Verbatim output of all the material below is required.

Stored records:
------------------------
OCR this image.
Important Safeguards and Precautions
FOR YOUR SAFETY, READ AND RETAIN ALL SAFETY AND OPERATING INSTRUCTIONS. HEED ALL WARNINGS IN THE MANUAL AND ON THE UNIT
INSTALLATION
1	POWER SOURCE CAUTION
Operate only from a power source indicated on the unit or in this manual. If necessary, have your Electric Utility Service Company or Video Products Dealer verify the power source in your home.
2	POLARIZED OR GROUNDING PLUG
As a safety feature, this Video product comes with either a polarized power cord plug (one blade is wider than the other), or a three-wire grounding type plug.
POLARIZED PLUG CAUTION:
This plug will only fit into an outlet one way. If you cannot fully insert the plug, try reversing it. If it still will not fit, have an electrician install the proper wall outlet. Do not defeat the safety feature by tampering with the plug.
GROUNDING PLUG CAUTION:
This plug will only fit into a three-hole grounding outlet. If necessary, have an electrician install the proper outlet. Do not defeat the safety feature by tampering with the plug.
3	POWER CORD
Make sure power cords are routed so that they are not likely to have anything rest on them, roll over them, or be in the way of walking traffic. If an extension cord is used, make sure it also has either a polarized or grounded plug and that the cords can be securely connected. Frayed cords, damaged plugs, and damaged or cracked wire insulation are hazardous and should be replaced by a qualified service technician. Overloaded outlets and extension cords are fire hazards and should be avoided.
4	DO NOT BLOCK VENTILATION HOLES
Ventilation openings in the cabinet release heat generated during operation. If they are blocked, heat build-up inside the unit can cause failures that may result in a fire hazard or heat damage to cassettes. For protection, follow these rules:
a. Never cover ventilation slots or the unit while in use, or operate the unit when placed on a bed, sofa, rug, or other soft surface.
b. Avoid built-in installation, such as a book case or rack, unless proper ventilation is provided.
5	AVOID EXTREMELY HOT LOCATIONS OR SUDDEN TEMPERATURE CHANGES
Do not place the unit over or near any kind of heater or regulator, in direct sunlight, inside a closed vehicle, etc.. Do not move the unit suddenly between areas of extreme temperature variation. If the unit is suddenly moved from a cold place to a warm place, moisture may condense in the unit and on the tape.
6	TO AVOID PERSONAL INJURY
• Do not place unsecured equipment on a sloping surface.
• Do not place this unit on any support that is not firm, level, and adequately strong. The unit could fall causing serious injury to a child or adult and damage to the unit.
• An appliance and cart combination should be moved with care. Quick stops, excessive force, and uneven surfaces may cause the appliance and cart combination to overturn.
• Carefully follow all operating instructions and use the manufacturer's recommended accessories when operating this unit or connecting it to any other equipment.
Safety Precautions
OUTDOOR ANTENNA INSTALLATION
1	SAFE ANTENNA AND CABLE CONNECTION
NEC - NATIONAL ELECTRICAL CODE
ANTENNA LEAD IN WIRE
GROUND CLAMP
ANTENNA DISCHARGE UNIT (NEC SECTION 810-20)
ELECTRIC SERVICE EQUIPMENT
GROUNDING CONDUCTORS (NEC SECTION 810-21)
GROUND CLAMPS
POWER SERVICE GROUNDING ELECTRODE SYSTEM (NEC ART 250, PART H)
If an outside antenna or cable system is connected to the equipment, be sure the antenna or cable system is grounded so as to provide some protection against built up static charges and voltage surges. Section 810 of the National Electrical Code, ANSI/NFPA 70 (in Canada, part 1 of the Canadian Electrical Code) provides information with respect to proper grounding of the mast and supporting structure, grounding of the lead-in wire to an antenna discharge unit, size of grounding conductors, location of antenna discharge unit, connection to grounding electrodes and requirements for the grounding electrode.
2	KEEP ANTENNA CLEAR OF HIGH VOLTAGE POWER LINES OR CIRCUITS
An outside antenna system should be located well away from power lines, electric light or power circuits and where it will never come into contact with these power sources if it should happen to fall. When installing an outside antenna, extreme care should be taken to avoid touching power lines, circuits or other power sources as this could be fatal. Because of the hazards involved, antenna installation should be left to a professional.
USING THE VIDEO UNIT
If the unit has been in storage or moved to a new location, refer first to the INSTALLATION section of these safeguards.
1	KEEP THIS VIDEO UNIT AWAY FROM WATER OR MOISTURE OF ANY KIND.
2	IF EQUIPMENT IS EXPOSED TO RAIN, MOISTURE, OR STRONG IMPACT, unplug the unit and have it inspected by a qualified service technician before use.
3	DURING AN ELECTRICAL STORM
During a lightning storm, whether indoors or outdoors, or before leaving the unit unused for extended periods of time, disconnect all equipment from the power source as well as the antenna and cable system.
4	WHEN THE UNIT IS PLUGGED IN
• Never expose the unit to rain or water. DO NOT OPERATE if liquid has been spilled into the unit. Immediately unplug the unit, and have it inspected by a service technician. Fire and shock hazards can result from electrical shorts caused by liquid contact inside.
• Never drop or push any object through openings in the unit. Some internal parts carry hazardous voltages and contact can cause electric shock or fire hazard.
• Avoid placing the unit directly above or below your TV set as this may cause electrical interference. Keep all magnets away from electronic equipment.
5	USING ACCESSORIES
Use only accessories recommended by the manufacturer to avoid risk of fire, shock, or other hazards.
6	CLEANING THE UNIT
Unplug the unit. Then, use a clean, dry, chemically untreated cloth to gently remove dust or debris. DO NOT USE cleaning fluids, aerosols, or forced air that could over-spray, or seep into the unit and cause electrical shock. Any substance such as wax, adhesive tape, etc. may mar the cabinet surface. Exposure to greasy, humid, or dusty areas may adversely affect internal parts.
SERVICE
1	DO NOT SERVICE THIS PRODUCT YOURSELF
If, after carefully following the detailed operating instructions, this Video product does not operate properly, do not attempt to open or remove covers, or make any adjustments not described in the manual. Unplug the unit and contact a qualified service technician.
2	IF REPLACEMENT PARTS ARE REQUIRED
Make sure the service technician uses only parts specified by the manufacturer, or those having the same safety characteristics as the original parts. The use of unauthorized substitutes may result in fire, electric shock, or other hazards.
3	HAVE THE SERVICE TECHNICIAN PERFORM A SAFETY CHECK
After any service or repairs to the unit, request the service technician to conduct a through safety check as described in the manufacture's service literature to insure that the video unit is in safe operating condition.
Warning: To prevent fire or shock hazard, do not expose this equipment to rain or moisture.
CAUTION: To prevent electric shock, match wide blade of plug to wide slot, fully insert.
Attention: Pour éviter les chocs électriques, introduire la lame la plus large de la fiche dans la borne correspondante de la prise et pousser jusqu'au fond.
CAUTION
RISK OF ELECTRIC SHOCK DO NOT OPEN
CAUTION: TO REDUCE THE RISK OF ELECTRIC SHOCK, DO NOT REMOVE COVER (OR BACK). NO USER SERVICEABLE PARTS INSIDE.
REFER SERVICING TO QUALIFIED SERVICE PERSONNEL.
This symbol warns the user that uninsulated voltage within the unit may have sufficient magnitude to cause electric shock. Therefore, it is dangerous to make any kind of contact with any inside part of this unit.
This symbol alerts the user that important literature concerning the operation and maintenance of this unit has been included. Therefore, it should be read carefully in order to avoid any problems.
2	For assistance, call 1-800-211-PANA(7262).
------------------------
* Worked answer *
OCR this image.
Important Safeguards and Precautions
FOR YOUR SAFETY, READ AND RETAIN ALL SAFETY AND OPERATING INSTRUCTIONS. HEED ALL WARNINGS IN THE MANUAL AND ON THE UNIT
INSTALLATION
1	POWER SOURCE CAUTION
Operate only from a power source indicated on the unit or in this manual. If necessary, have your Electric Utility Service Company or Video Products Dealer verify the power source in your home.
2	POLARIZED OR GROUNDING PLUG
As a safety feature, this Video product comes with either a polarized power cord plug (one blade is wider than the other), or a three-wire grounding type plug.
POLARIZED PLUG CAUTION:
This plug will only fit into an outlet one way. If you cannot fully insert the plug, try reversing it. If it still will not fit, have an electrician install the proper wall outlet. Do not defeat the safety feature by tampering with the plug.
GROUNDING PLUG CAUTION:
This plug will only fit into a three-hole grounding outlet. If necessary, have an electrician install the proper outlet. Do not defeat the safety feature by tampering with the plug.
3	POWER CORD
Make sure power cords are routed so that they are not likely to have anything rest on them, roll over them, or be in the way of walking traffic. If an extension cord is used, make sure it also has either a polarized or grounded plug and that the cords can be securely connected. Frayed cords, damaged plugs, and damaged or cracked wire insulation are hazardous and should be replaced by a qualified service technician. Overloaded outlets and extension cords are fire hazards and should be avoided.
4	DO NOT BLOCK VENTILATION HOLES
Ventilation openings in the cabinet release heat generated during operation. If they are blocked, heat build-up inside the unit can cause failures that may result in a fire hazard or heat damage to cassettes. For protection, follow these rules:
a. Never cover ventilation slots or the unit while in use, or operate the unit when placed on a bed, sofa, rug, or other soft surface.
b. Avoid built-in installation, such as a book case or rack, unless proper ventilation is provided.
5	AVOID EXTREMELY HOT LOCATIONS OR SUDDEN TEMPERATURE CHANGES
Do not place the unit over or near any kind of heater or regulator, in direct sunlight, inside a closed vehicle, etc.. Do not move the unit suddenly between areas of extreme temperature variation. If the unit is suddenly moved from a cold place to a warm place, moisture may condense in the unit and on the tape.
6	TO AVOID PERSONAL INJURY
• Do not place unsecured equipment on a sloping surface.
• Do not place this unit on any support that is not firm, level, and adequately strong. The unit could fall causing serious injury to a child or adult and damage to the unit.
• An appliance and cart combination should be moved with care. Quick stops, excessive force, and uneven surfaces may cause the appliance and cart combination to overturn.
• Carefully follow all operating instructions and use the manufacturer's recommended accessories when operating this unit or connecting it to any other equipment.
Safety Precautions
OUTDOOR ANTENNA INSTALLATION
1	SAFE ANTENNA AND CABLE CONNECTION
NEC - NATIONAL ELECTRICAL CODE
ANTENNA LEAD IN WIRE
GROUND CLAMP
ANTENNA DISCHARGE UNIT (NEC SECTION 810-20)
ELECTRIC SERVICE EQUIPMENT
GROUNDING CONDUCTORS (NEC SECTION 810-21)
GROUND CLAMPS
POWER SERVICE GROUNDING ELECTRODE SYSTEM (NEC ART 250, PART H)
If an outside antenna or cable system is connected to the equipment, be sure the antenna or cable system is grounded so as to provide some protection against built up static charges and voltage surges. Section 810 of the National Electrical Code, ANSI/NFPA 70 (in Canada, part 1 of the Canadian Electrical Code) provides information with respect to proper grounding of the mast and supporting structure, grounding of the lead-in wire to an antenna discharge unit, size of grounding conductors, location of antenna discharge unit, connection to grounding electrodes and requirements for the grounding electrode.
2	KEEP ANTENNA CLEAR OF HIGH VOLTAGE POWER LINES OR CIRCUITS
An outside antenna system should be located well away from power lines, electric light or power circuits and where it will never come into contact with these power sources if it should happen to fall. When installing an outside antenna, extreme care should be taken to avoid touching power lines, circuits or other power sources as this could be fatal. Because of the hazards involved, antenna installation should be left to a professional.
USING THE VIDEO UNIT
If the unit has been in storage or moved to a new location, refer first to the INSTALLATION section of these safeguards.
1	KEEP THIS VIDEO UNIT AWAY FROM WATER OR MOISTURE OF ANY KIND.
2	IF EQUIPMENT IS EXPOSED TO RAIN, MOISTURE, OR STRONG IMPACT, unplug the unit and have it inspected by a qualified service technician before use.
3	DURING AN ELECTRICAL STORM
During a lightning storm, whether indoors or outdoors, or before leaving the unit unused for extended periods of time, disconnect all equipment from the power source as well as the antenna and cable system.
4	WHEN THE UNIT IS PLUGGED IN
• Never expose the unit to rain or water. DO NOT OPERATE if liquid has been spilled into the unit. Immediately unplug the unit, and have it inspected by a service technician. Fire and shock hazards can result from electrical shorts caused by liquid contact inside.
• Never drop or push any object through openings in the unit. Some internal parts carry hazardous voltages and contact can cause electric shock or fire hazard.
• Avoid placing the unit directly above or below your TV set as this may cause electrical interference. Keep all magnets away from electronic equipment.
5	USING ACCESSORIES
Use only accessories recommended by the manufacturer to avoid risk of fire, shock, or other hazards.
6	CLEANING THE UNIT
Unplug the unit. Then, use a clean, dry, chemically untreated cloth to gently remove dust or debris. DO NOT USE cleaning fluids, aerosols, or forced air that could over-spray, or seep into the unit and cause electrical shock. Any substance such as wax, adhesive tape, etc. may mar the cabinet surface. Exposure to greasy, humid, or dusty areas may adversely affect internal parts.
SERVICE
1	DO NOT SERVICE THIS PRODUCT YOURSELF
If, after carefully following the detailed operating instructions, this Video product does not operate properly, do not attempt to open or remove covers, or make any adjustments not described in the manual. Unplug the unit and contact a qualified service technician.
2	IF REPLACEMENT PARTS ARE REQUIRED
Make sure the service technician uses only parts specified by the manufacturer, or those having the same safety characteristics as the original parts. The use of unauthorized substitutes may result in fire, electric shock, or other hazards.
3	HAVE THE SERVICE TECHNICIAN PERFORM A SAFETY CHECK
After any service or repairs to the unit, request the service technician to conduct a through safety check as described in the manufacture's service literature to insure that the video unit is in safe operating condition.
Warning: To prevent fire or shock hazard, do not expose this equipment to rain or moisture.
CAUTION: To prevent electric shock, match wide blade of plug to wide slot, fully insert.
Attention: Pour éviter les chocs électriques, introduire la lame la plus large de la fiche dans la borne correspondante de la prise et pousser jusqu'au fond.
CAUTION
RISK OF ELECTRIC SHOCK DO NOT OPEN
CAUTION: TO REDUCE THE RISK OF ELECTRIC SHOCK, DO NOT REMOVE COVER (OR BACK). NO USER SERVICEABLE PARTS INSIDE.
REFER SERVICING TO QUALIFIED SERVICE PERSONNEL.
This symbol warns the user that uninsulated voltage within the unit may have sufficient magnitude to cause electric shock. Therefore, it is dangerous to make any kind of contact with any inside part of this unit.
This symbol alerts the user that important literature concerning the operation and maintenance of this unit has been included. Therefore, it should be read carefully in order to avoid any problems.
2	For assistance, call 1-800-211-PANA(7262).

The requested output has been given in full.